▶ **Written problem**
Pick out each line below containing "user".
## begin
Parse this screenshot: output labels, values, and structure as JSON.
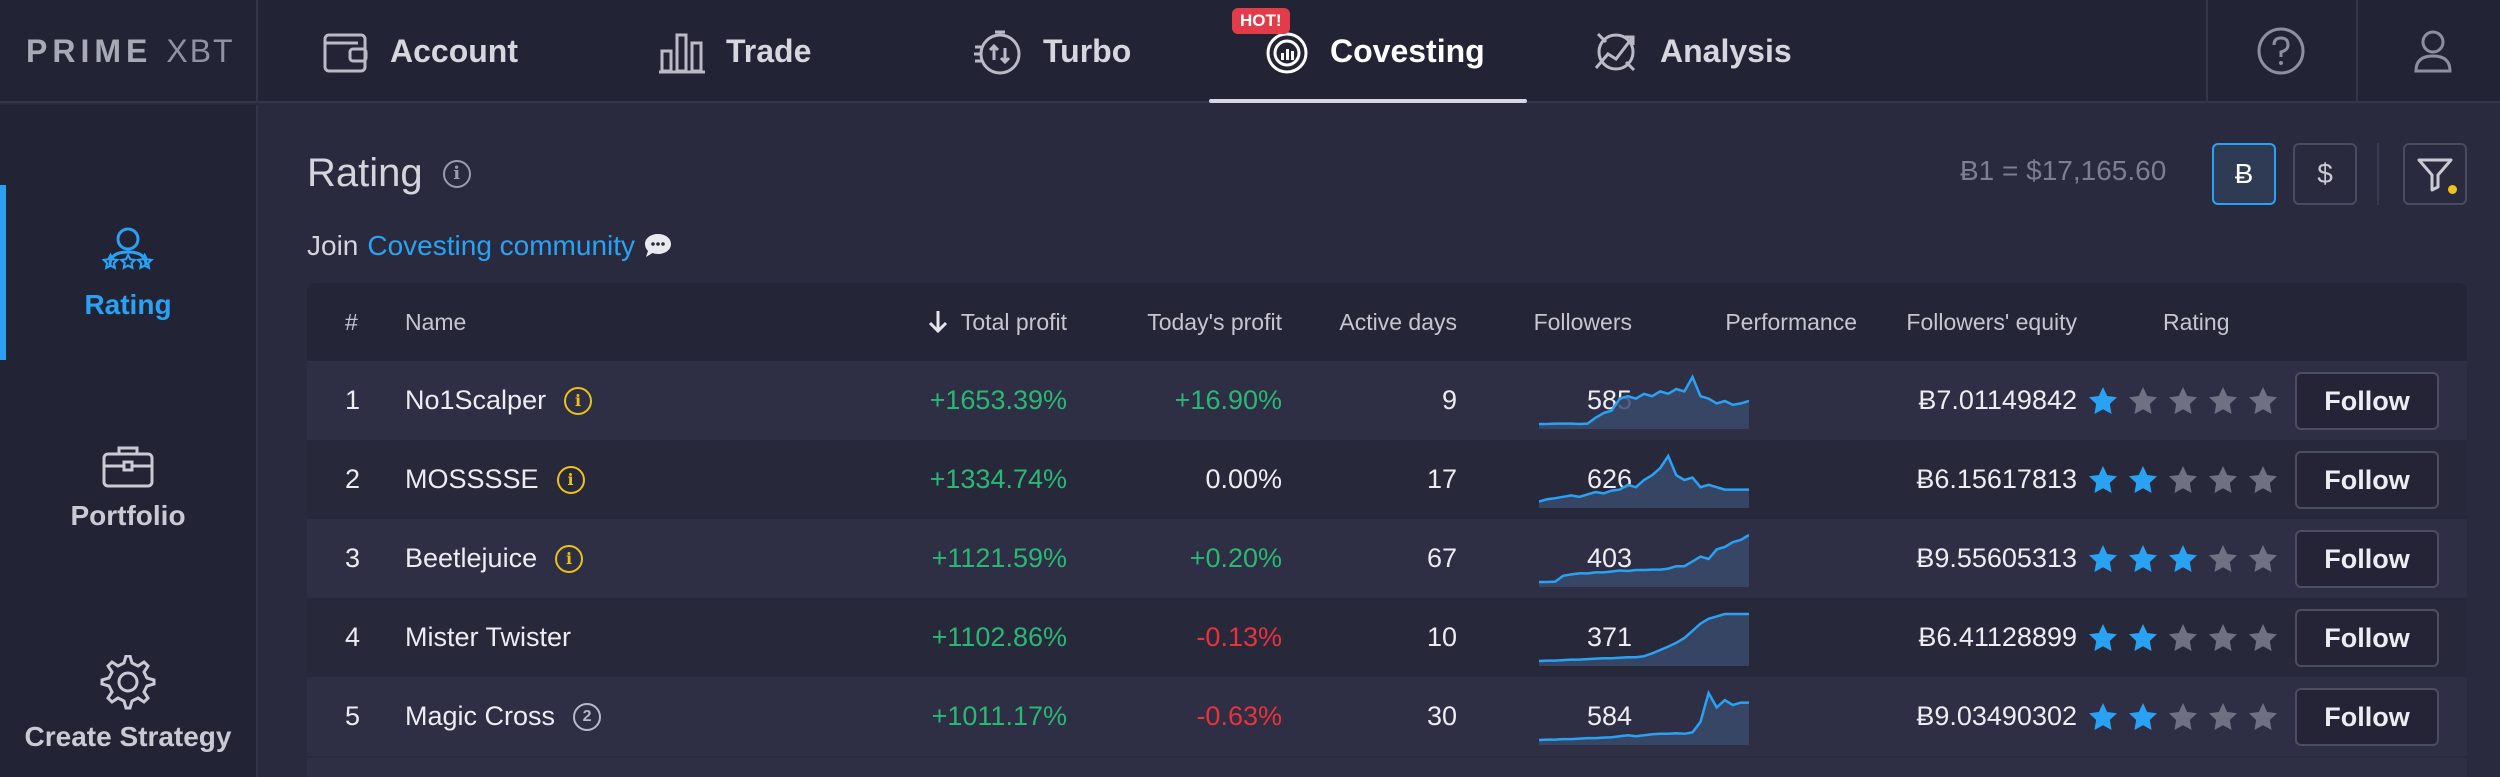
{
  "brand": {
    "part1": "PRIME",
    "part2": "XBT"
  },
  "nav": {
    "items": [
      {
        "label": "Account",
        "icon": "wallet-icon"
      },
      {
        "label": "Trade",
        "icon": "bar-chart-icon"
      },
      {
        "label": "Turbo",
        "icon": "turbo-stopwatch-icon"
      },
      {
        "label": "Covesting",
        "icon": "covesting-icon",
        "badge": "HOT!",
        "active": true
      },
      {
        "label": "Analysis",
        "icon": "analysis-icon"
      }
    ],
    "help_icon": "question-circle-icon",
    "user_icon": "user-icon"
  },
  "sidebar": {
    "items": [
      {
        "label": "Rating",
        "icon": "rating-user-icon",
        "active": true
      },
      {
        "label": "Portfolio",
        "icon": "briefcase-icon"
      },
      {
        "label": "Create Strategy",
        "icon": "gear-icon"
      }
    ]
  },
  "main": {
    "title": "Rating",
    "title_info": "i",
    "join_prefix": "Join",
    "join_link": "Covesting community",
    "rate": "Ƀ1 = $17,165.60",
    "currency": {
      "btc": "Ƀ",
      "usd": "$",
      "selected": "btc"
    }
  },
  "table": {
    "headers": {
      "rank": "#",
      "name": "Name",
      "total_profit": "Total profit",
      "todays_profit": "Today's profit",
      "active_days": "Active days",
      "followers": "Followers",
      "performance": "Performance",
      "followers_equity": "Followers' equity",
      "rating": "Rating"
    },
    "sort_icon": "arrow-down-icon",
    "follow_label": "Follow",
    "rows": [
      {
        "rank": "1",
        "name": "No1Scalper",
        "badge": "i",
        "badge_type": "info",
        "total_profit": "+1653.39%",
        "todays_profit": "+16.90%",
        "today_state": "pos",
        "active_days": "9",
        "followers": "585",
        "equity": "Ƀ7.01149842",
        "rating": 1,
        "performance": [
          0.02,
          0.02,
          0.03,
          0.03,
          0.03,
          0.02,
          0.03,
          0.15,
          0.25,
          0.3,
          0.55,
          0.6,
          0.55,
          0.65,
          0.6,
          0.7,
          0.65,
          0.75,
          0.7,
          1.0,
          0.6,
          0.55,
          0.45,
          0.5,
          0.42,
          0.45,
          0.5
        ]
      },
      {
        "rank": "2",
        "name": "MOSSSSE",
        "badge": "i",
        "badge_type": "info",
        "total_profit": "+1334.74%",
        "todays_profit": "0.00%",
        "today_state": "neu",
        "active_days": "17",
        "followers": "626",
        "equity": "Ƀ6.15617813",
        "rating": 2,
        "performance": [
          0.05,
          0.1,
          0.12,
          0.15,
          0.18,
          0.15,
          0.2,
          0.25,
          0.22,
          0.28,
          0.3,
          0.4,
          0.35,
          0.5,
          0.6,
          0.75,
          1.0,
          0.6,
          0.5,
          0.55,
          0.35,
          0.4,
          0.35,
          0.3,
          0.3,
          0.3,
          0.3
        ]
      },
      {
        "rank": "3",
        "name": "Beetlejuice",
        "badge": "i",
        "badge_type": "info",
        "total_profit": "+1121.59%",
        "todays_profit": "+0.20%",
        "today_state": "pos",
        "active_days": "67",
        "followers": "403",
        "equity": "Ƀ9.55605313",
        "rating": 3,
        "performance": [
          0.02,
          0.02,
          0.03,
          0.15,
          0.18,
          0.2,
          0.2,
          0.22,
          0.22,
          0.24,
          0.26,
          0.25,
          0.27,
          0.27,
          0.28,
          0.28,
          0.3,
          0.35,
          0.35,
          0.45,
          0.55,
          0.5,
          0.7,
          0.75,
          0.85,
          0.9,
          1.0
        ]
      },
      {
        "rank": "4",
        "name": "Mister Twister",
        "badge": "",
        "badge_type": "none",
        "total_profit": "+1102.86%",
        "todays_profit": "-0.13%",
        "today_state": "neg",
        "active_days": "10",
        "followers": "371",
        "equity": "Ƀ6.41128899",
        "rating": 2,
        "performance": [
          0.02,
          0.03,
          0.03,
          0.04,
          0.05,
          0.05,
          0.06,
          0.07,
          0.08,
          0.08,
          0.09,
          0.1,
          0.1,
          0.12,
          0.18,
          0.25,
          0.32,
          0.4,
          0.5,
          0.65,
          0.8,
          0.9,
          0.95,
          1.0,
          1.0,
          1.0,
          1.0
        ]
      },
      {
        "rank": "5",
        "name": "Magic Cross",
        "badge": "2",
        "badge_type": "number",
        "total_profit": "+1011.17%",
        "todays_profit": "-0.63%",
        "today_state": "neg",
        "active_days": "30",
        "followers": "584",
        "equity": "Ƀ9.03490302",
        "rating": 2,
        "performance": [
          0.02,
          0.03,
          0.03,
          0.04,
          0.04,
          0.05,
          0.06,
          0.06,
          0.07,
          0.08,
          0.1,
          0.12,
          0.1,
          0.12,
          0.14,
          0.15,
          0.15,
          0.16,
          0.15,
          0.18,
          0.4,
          1.0,
          0.7,
          0.85,
          0.75,
          0.8,
          0.8
        ]
      }
    ]
  }
}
## end
▶ **Output of the exercise**
    "user_icon": "user-icon"
        "icon": "rating-user-icon",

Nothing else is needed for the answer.